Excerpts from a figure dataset
- - - - -

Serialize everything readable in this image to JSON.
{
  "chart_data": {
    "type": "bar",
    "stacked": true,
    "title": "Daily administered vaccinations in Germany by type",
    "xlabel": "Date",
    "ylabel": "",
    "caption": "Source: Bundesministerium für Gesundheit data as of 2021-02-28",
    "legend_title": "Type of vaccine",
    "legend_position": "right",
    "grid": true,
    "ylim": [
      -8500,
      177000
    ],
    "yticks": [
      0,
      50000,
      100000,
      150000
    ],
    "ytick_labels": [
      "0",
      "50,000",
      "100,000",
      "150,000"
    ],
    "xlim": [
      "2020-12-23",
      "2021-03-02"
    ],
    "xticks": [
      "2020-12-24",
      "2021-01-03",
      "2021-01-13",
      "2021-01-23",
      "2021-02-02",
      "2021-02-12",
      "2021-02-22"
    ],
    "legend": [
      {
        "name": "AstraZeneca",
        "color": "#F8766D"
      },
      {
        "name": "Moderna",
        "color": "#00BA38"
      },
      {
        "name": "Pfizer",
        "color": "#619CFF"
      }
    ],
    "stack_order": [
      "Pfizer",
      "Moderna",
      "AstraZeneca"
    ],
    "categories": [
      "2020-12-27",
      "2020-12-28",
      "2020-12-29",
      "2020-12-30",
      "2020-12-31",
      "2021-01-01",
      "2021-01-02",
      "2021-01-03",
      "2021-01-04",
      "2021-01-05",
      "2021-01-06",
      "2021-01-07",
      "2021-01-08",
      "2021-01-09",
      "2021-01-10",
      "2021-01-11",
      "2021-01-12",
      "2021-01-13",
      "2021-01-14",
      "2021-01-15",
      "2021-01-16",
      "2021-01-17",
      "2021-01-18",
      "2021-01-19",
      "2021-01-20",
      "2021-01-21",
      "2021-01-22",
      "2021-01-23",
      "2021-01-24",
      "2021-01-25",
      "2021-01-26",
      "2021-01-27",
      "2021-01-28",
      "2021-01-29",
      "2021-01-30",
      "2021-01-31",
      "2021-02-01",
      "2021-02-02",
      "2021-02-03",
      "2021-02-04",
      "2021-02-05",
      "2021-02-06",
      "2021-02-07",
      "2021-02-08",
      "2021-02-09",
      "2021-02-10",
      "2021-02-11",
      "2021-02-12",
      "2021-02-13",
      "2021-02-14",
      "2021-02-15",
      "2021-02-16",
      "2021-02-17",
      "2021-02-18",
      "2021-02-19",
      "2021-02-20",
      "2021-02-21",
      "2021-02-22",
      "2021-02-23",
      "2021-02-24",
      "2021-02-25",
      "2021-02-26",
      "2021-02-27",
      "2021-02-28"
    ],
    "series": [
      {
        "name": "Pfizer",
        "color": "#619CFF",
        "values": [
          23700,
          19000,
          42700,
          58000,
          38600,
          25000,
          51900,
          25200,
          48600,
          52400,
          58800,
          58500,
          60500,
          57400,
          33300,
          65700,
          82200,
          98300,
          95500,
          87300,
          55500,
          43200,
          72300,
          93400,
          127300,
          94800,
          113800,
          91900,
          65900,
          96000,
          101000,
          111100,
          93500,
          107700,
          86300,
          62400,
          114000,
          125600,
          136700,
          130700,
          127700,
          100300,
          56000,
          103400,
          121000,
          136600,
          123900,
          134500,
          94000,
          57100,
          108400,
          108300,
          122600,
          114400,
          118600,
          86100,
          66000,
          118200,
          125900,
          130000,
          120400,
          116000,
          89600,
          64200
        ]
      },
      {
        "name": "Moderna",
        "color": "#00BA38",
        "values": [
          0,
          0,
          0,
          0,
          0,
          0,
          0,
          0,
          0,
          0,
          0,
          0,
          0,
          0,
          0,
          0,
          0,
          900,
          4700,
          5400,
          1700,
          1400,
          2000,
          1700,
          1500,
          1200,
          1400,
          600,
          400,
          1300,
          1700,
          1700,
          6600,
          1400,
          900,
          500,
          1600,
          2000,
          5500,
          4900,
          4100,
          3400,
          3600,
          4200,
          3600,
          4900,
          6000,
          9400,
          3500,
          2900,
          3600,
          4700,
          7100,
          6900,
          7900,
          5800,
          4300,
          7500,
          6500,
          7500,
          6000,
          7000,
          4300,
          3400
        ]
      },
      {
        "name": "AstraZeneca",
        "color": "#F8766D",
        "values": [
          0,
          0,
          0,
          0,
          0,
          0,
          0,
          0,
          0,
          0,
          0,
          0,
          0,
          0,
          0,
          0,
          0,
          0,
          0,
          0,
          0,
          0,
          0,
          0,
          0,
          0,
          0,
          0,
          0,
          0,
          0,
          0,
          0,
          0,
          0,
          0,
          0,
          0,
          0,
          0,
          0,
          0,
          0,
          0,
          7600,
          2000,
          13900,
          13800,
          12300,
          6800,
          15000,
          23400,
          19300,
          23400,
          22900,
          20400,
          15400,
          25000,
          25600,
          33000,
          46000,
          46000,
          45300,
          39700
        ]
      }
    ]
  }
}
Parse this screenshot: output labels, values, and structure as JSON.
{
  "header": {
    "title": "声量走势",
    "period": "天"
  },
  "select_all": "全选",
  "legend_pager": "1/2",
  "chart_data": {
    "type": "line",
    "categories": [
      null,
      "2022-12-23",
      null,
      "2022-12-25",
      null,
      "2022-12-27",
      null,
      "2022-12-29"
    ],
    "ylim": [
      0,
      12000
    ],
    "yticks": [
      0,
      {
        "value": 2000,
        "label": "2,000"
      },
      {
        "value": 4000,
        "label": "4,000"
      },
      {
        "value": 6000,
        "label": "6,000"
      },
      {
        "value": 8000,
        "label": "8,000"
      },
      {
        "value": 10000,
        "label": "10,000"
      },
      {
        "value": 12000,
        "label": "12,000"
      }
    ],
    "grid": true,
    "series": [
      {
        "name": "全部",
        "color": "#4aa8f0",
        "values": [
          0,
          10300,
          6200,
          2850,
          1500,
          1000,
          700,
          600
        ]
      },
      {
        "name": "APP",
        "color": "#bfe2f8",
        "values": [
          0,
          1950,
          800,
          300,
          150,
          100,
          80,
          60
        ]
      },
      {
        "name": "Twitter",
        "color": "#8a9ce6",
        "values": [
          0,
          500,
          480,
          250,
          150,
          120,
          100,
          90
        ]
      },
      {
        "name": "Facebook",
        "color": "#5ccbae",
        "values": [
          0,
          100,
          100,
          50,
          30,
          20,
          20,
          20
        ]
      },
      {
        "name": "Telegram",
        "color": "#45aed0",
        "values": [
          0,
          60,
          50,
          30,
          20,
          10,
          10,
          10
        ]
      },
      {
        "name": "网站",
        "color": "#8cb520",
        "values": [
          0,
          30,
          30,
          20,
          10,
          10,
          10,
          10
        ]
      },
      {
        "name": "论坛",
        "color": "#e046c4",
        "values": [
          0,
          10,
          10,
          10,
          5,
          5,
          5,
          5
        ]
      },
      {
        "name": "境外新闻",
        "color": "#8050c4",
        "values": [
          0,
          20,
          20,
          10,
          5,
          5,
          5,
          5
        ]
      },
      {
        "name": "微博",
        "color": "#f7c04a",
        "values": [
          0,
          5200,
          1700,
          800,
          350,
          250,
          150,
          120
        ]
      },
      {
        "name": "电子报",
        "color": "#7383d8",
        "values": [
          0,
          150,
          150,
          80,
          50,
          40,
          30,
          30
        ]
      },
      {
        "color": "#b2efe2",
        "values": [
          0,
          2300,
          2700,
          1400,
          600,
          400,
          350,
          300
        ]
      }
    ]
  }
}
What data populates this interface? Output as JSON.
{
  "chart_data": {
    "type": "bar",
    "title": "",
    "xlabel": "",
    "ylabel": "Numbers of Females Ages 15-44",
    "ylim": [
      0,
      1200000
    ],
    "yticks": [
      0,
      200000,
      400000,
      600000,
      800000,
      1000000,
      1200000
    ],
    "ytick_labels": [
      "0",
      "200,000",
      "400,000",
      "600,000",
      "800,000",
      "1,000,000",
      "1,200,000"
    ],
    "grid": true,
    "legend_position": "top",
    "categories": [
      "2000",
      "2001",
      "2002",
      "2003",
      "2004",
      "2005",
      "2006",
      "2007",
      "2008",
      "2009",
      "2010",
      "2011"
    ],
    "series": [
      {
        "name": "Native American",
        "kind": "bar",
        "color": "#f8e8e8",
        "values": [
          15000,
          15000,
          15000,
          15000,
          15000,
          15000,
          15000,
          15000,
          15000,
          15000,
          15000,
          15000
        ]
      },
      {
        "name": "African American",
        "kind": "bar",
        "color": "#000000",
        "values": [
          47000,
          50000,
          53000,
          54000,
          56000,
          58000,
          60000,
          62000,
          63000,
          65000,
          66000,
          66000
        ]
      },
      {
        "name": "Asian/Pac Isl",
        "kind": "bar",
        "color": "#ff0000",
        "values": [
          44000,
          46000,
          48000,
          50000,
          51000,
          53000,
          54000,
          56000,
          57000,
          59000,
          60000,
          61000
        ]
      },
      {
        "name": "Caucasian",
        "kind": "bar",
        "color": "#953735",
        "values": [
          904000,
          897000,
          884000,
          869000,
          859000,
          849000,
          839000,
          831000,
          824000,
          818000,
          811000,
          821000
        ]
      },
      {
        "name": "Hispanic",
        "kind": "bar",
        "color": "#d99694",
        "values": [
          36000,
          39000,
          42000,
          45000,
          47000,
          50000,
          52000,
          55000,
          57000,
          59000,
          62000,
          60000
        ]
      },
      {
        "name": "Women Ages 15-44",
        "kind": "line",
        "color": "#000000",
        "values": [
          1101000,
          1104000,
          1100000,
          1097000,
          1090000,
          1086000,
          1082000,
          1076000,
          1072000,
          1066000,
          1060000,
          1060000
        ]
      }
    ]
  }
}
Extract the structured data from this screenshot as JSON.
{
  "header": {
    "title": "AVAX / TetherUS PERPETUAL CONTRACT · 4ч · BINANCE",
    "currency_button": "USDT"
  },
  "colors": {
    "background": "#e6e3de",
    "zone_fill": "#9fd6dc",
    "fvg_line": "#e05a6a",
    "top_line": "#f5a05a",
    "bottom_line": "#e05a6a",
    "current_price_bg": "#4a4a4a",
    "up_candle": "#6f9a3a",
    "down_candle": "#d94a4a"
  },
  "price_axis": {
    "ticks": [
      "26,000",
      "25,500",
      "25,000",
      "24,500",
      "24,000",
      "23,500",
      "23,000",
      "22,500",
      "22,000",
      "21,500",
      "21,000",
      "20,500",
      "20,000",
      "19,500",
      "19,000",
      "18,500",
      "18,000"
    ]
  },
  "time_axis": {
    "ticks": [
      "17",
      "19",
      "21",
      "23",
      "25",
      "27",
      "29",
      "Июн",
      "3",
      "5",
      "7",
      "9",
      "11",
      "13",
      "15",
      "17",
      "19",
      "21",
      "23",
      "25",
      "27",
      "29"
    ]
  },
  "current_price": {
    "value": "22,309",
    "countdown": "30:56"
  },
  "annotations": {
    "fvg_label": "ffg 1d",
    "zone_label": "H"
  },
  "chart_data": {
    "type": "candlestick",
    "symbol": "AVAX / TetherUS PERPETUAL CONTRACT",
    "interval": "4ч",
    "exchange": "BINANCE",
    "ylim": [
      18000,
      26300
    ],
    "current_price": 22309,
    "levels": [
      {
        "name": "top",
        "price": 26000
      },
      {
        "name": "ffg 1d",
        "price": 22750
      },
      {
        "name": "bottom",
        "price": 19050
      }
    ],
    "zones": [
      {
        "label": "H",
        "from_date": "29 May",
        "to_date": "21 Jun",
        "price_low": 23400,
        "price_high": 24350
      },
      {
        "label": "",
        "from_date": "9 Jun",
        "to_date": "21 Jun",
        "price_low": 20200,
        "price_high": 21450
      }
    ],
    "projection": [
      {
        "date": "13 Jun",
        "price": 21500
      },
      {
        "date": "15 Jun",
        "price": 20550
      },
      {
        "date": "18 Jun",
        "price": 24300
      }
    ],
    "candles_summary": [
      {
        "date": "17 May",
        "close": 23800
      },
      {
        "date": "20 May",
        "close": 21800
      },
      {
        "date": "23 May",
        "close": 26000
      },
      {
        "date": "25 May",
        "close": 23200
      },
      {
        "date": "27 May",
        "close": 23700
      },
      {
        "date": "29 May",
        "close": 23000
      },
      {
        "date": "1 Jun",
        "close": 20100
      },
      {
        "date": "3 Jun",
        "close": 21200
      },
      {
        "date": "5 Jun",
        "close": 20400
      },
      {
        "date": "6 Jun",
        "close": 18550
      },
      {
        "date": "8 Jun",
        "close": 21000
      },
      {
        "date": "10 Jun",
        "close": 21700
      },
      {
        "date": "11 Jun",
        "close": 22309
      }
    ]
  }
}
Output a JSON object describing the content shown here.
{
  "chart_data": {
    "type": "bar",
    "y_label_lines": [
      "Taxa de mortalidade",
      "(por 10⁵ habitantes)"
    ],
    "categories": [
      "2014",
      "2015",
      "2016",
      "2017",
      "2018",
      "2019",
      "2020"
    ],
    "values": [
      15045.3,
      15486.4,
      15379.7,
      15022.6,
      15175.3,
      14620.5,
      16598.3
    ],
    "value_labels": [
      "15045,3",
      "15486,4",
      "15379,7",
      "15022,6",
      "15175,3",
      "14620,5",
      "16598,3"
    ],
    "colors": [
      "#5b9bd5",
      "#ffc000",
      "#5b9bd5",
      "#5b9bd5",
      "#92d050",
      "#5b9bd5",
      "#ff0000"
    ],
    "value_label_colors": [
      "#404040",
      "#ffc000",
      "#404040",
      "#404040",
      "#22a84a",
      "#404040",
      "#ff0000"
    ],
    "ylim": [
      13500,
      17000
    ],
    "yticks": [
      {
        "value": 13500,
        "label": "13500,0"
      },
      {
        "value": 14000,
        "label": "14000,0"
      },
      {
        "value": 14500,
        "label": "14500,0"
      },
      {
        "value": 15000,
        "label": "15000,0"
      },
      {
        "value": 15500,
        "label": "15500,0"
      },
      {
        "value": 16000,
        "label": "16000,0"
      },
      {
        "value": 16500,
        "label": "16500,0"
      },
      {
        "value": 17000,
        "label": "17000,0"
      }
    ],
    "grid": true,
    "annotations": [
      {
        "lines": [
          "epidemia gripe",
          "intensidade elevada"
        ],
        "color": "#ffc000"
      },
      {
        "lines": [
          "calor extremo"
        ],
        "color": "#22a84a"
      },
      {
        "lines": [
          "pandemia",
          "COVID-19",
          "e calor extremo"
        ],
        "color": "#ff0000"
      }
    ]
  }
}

- - - - -

What you should do
Across the entries, how many lines contain "BINANCE"? Reply with the number only.

The output
2